WORK INSTRUCTIONS: Count each line in which the word "điểm" appears. Reply with the total and nothing more.

RECORD LIST:
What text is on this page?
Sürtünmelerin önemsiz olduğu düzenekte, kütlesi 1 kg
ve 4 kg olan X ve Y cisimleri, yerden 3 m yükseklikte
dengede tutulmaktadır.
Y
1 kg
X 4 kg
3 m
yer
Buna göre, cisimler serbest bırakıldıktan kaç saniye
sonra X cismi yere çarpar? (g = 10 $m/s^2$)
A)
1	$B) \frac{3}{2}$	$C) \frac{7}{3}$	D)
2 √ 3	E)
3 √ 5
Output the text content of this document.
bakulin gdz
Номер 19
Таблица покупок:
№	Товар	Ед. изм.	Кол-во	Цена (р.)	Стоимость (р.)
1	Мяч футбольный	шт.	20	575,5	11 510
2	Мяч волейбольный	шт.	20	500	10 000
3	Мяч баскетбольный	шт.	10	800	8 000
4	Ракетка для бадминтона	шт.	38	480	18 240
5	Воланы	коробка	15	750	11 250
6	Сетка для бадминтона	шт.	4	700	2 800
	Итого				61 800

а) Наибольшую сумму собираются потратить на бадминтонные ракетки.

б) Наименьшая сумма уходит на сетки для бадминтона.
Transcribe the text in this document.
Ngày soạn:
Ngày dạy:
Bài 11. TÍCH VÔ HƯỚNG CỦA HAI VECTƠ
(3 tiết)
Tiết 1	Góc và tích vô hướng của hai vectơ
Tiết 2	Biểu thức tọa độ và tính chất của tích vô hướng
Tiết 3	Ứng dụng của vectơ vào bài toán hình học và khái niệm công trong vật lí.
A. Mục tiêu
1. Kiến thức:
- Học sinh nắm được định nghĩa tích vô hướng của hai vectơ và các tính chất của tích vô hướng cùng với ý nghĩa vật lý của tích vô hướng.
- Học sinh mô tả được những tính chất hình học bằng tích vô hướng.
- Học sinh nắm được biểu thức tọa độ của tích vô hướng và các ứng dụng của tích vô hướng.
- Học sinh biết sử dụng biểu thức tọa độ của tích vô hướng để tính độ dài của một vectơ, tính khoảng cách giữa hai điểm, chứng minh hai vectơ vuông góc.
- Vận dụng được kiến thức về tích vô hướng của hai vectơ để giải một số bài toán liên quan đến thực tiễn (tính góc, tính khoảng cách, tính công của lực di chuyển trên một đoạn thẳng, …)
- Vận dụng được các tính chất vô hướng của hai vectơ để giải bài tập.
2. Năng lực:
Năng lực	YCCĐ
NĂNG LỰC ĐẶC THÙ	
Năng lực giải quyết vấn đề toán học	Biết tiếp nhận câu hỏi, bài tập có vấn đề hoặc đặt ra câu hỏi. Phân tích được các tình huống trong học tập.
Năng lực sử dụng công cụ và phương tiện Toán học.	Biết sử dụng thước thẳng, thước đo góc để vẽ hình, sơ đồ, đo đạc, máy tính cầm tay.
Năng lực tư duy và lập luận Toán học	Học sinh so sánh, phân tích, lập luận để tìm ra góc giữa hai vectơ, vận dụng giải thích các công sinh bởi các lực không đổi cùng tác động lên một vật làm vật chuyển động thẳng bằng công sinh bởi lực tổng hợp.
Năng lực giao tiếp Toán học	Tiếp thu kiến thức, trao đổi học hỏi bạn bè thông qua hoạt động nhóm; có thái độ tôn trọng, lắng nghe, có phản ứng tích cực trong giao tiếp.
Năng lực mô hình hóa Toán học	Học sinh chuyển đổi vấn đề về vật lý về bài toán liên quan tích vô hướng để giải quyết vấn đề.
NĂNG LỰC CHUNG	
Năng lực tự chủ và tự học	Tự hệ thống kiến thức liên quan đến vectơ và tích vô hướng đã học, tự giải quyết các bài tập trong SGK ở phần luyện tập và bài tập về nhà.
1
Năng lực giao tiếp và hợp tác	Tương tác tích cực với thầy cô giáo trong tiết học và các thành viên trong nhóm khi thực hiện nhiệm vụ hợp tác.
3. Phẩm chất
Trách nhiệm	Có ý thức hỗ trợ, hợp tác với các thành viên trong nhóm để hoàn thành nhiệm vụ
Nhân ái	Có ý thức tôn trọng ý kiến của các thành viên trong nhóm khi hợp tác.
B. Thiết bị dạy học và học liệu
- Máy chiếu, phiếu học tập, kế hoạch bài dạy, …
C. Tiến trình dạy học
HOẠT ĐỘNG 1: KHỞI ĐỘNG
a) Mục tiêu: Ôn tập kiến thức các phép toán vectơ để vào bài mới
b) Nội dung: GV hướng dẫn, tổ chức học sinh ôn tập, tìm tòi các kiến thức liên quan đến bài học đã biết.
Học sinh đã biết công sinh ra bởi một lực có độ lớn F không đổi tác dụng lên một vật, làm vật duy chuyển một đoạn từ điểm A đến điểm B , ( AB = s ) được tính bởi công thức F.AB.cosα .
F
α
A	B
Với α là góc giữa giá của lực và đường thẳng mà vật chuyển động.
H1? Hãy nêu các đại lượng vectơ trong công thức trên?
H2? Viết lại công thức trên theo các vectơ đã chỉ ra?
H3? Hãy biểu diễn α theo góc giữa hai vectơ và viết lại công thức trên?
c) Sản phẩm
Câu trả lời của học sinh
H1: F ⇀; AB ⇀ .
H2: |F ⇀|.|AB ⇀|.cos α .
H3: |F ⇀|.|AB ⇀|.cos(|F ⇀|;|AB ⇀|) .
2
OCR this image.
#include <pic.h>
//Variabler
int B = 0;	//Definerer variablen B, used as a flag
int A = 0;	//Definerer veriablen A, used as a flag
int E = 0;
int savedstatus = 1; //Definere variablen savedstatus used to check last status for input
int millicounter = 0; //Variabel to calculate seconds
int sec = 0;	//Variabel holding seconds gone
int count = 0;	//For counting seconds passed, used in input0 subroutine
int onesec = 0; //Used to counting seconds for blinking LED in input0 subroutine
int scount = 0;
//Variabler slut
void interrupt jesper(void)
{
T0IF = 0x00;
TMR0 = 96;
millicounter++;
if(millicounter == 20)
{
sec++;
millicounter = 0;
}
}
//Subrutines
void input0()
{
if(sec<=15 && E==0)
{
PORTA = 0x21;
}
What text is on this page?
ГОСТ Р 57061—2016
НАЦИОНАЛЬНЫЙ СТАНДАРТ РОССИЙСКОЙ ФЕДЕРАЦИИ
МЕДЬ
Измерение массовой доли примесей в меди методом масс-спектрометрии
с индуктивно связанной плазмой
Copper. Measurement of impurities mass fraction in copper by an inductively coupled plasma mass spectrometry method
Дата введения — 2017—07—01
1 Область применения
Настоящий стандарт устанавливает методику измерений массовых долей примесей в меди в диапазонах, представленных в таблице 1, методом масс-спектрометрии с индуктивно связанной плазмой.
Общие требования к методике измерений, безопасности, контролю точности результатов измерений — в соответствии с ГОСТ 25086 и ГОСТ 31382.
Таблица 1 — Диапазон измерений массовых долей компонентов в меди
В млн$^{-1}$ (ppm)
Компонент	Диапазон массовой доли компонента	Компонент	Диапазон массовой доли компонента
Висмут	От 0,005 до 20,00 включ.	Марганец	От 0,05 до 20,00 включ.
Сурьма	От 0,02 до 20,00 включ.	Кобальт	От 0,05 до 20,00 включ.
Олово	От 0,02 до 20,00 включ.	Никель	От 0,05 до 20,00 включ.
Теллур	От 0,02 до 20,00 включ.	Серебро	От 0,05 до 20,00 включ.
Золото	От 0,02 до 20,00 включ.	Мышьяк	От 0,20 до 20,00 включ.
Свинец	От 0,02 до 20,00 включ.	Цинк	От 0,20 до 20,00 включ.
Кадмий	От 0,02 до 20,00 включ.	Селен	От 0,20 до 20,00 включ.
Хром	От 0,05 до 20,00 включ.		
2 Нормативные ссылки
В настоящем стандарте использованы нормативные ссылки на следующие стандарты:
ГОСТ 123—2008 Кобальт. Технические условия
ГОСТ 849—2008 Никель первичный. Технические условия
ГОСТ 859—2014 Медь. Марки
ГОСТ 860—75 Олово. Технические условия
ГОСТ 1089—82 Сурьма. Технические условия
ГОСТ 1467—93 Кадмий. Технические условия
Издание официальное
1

RESULT: 2